- [OBJETIVO INDICADO 1] Reproduce sin cambios las líneas del listado desde la que contiene "278, 182, 286]" hasta la que contiene "89, 293, 97]", ambas incluidas.

Con dotes para la plástica y las letras que lo destacaron muy temprano, en sus días de estudiante en el Instituto Nacional, su meta en un comienzo era estudiar Bellas Artes. Su padre quería que fuera ingeniero hidráulico. Ante el desacuerdo, Sienna fue drástico: prefirió tomar una maleta y huir hacía un incierto destino de artista. Su parada inicial fue el sur. Allí se reencontró con Pablo de Rokha. Ambos ya se habían conocido cuando niños, en Temuco; Pedro, de cómoda situación económica y Pablo muy pobre. Cuando se reconocieron, de Rokha le recordó que, cuando jugaban en la plaza de la ciudad, Sienna tenía unos hermosos bolones de cristal que siempre envidió. En adelante su amistad fue profunda pese a que muchos años después estuvieron a punto de batirse a duelo por un asunto trivial ocurrido en un restaurant. El enfrentamiento, que iba a ser en plena calle bajo una lluvia torrencial, nunca se llevó a cabo. De Rokha quería que las pistolas se desenfundaran al dar 20 pasos y Sienna, en cambio, prefería que fuera a 5. Como no pudieron ponerse de acuerdo, hicieron las pases y siguieron tan amigos como siempre.
El autor de “La epopeya de las comidas y bebidas de Chile” prologó uno de sus libros, afirmando: “Vibrante y claro es Pedro Sienna. El apretón de manos que va sembrando por el mundo, resume y compendia, íntegro, todo su estilo de hombre; es todo un hombre. He ahí porque sus versos son “ideologías del corazón”.

- [OBJETIVO INDICADO 2] Prolonga el texto sobre Pedro Sienna a partir de su última frase.

- [MATERIAL DE TRABAJO]
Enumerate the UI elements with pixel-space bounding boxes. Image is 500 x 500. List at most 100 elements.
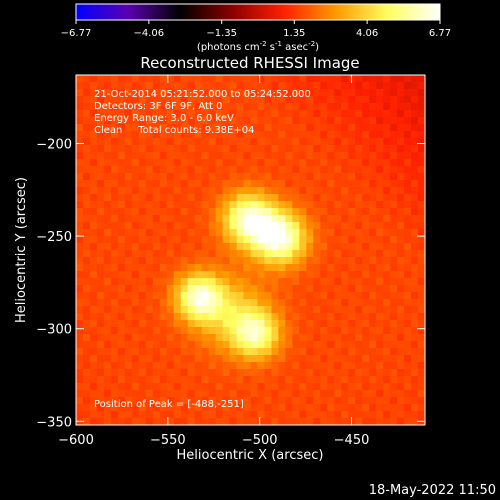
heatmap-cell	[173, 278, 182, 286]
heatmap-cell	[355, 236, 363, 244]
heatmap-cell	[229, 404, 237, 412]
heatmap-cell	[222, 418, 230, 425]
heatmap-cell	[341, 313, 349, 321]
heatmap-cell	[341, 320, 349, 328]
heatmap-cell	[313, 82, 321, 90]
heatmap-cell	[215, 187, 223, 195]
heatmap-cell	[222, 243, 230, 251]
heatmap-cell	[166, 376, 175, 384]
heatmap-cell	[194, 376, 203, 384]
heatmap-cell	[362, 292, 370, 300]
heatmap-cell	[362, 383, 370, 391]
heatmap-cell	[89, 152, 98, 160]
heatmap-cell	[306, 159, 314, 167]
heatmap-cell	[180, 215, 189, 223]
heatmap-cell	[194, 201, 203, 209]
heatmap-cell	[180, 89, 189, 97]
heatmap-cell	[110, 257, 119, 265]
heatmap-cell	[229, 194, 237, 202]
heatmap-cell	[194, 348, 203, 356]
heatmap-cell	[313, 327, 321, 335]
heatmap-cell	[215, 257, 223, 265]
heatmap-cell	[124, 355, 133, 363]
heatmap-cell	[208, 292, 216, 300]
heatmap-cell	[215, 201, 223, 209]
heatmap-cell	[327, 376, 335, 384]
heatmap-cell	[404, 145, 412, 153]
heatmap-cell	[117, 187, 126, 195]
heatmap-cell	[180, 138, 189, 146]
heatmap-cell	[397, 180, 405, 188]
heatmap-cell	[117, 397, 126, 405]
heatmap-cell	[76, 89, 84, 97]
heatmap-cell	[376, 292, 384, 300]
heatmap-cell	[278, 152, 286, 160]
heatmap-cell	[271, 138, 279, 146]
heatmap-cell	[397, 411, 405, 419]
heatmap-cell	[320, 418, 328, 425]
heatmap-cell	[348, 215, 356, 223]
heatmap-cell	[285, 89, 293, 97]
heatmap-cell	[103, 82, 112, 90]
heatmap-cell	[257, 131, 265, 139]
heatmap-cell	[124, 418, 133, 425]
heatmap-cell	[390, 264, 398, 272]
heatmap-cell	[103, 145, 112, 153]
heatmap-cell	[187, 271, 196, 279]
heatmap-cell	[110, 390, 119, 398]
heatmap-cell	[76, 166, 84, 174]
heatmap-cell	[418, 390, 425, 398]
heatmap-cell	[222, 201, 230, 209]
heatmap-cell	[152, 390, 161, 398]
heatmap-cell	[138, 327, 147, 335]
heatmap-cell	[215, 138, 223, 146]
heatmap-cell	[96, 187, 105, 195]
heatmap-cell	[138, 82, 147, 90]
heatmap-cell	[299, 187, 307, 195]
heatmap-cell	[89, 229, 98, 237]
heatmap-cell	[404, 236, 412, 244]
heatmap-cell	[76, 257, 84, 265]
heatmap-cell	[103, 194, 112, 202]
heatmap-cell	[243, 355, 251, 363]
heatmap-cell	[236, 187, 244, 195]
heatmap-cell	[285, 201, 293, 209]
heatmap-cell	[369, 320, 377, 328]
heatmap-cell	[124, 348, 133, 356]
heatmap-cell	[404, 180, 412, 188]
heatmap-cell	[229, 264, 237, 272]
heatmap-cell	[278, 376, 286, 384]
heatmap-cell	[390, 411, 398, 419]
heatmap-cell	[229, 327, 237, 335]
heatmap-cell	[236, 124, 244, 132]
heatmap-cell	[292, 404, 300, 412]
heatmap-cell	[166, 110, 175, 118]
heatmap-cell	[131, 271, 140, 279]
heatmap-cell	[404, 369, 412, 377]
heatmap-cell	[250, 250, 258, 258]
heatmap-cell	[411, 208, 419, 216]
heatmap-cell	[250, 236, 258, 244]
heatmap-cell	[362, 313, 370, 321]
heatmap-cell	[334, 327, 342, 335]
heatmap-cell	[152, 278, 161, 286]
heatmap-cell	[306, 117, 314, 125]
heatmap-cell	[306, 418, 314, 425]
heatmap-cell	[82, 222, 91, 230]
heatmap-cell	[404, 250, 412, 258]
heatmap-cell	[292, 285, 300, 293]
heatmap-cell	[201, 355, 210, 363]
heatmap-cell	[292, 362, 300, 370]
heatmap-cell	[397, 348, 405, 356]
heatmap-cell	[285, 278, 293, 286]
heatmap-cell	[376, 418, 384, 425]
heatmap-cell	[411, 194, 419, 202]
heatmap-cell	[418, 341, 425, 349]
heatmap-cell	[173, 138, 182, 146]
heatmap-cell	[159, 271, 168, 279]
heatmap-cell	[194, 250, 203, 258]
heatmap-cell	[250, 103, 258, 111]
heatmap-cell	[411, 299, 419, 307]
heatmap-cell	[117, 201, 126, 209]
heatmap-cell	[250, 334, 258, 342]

- [RESPUESTA ESCRITA 1]
heatmap-cell	[173, 278, 182, 286]
heatmap-cell	[355, 236, 363, 244]
heatmap-cell	[229, 404, 237, 412]
heatmap-cell	[222, 418, 230, 425]
heatmap-cell	[341, 313, 349, 321]
heatmap-cell	[341, 320, 349, 328]
heatmap-cell	[313, 82, 321, 90]
heatmap-cell	[215, 187, 223, 195]
heatmap-cell	[222, 243, 230, 251]
heatmap-cell	[166, 376, 175, 384]
heatmap-cell	[194, 376, 203, 384]
heatmap-cell	[362, 292, 370, 300]
heatmap-cell	[362, 383, 370, 391]
heatmap-cell	[89, 152, 98, 160]
heatmap-cell	[306, 159, 314, 167]
heatmap-cell	[180, 215, 189, 223]
heatmap-cell	[194, 201, 203, 209]
heatmap-cell	[180, 89, 189, 97]
heatmap-cell	[110, 257, 119, 265]
heatmap-cell	[229, 194, 237, 202]
heatmap-cell	[194, 348, 203, 356]
heatmap-cell	[313, 327, 321, 335]
heatmap-cell	[215, 257, 223, 265]
heatmap-cell	[124, 355, 133, 363]
heatmap-cell	[208, 292, 216, 300]
heatmap-cell	[215, 201, 223, 209]
heatmap-cell	[327, 376, 335, 384]
heatmap-cell	[404, 145, 412, 153]
heatmap-cell	[117, 187, 126, 195]
heatmap-cell	[180, 138, 189, 146]
heatmap-cell	[397, 180, 405, 188]
heatmap-cell	[117, 397, 126, 405]
heatmap-cell	[76, 89, 84, 97]
heatmap-cell	[376, 292, 384, 300]
heatmap-cell	[278, 152, 286, 160]
heatmap-cell	[271, 138, 279, 146]
heatmap-cell	[397, 411, 405, 419]
heatmap-cell	[320, 418, 328, 425]
heatmap-cell	[348, 215, 356, 223]
heatmap-cell	[285, 89, 293, 97]

- [RESPUESTA ESCRITA 2]
Además, entre sus amistades de aquel tiempo de juventud, estaba el rector del Liceo de Hombres de Talca, don Enrique Molina, quien impresionado por su audacia, le ofreció el trabajo de inspector de pasillo. Sienna aceptó con la condición de vivir fuera del liceo para dedicarse a escribir libremente. Conjuntamente trabajó como redactor del periódico de la ciudad. Como Inspector era relajado y comprensivo. Dejaba fumar a los alumnos más problemáticos.
Antes de romper relaciones con su hogar, había enviado sus versos —Rogativas a mi corazón— a los primeros Juegos Florales de Santiago. En aquel célebre concurso del año 14 —que fue un hito de confluencia inicial para el primer circuito intelectual de la clase media chilena— obtuvo un prestigioso segundo lugar. Brilló junto a otras reveladoras luces. Gabriela Mistral, “la misteriosa i taciturna poetisa de la lírica tierra de la Serena” y sus “Sonetos de la Muerte”, fue premiada con la máxima distinción del certamen: “la Flor Natural”. El primer premio, junto al derecho a escoger a la reina del festival, recayó en Julio Munizaga Ossandon y su poema “Plegaria a María”.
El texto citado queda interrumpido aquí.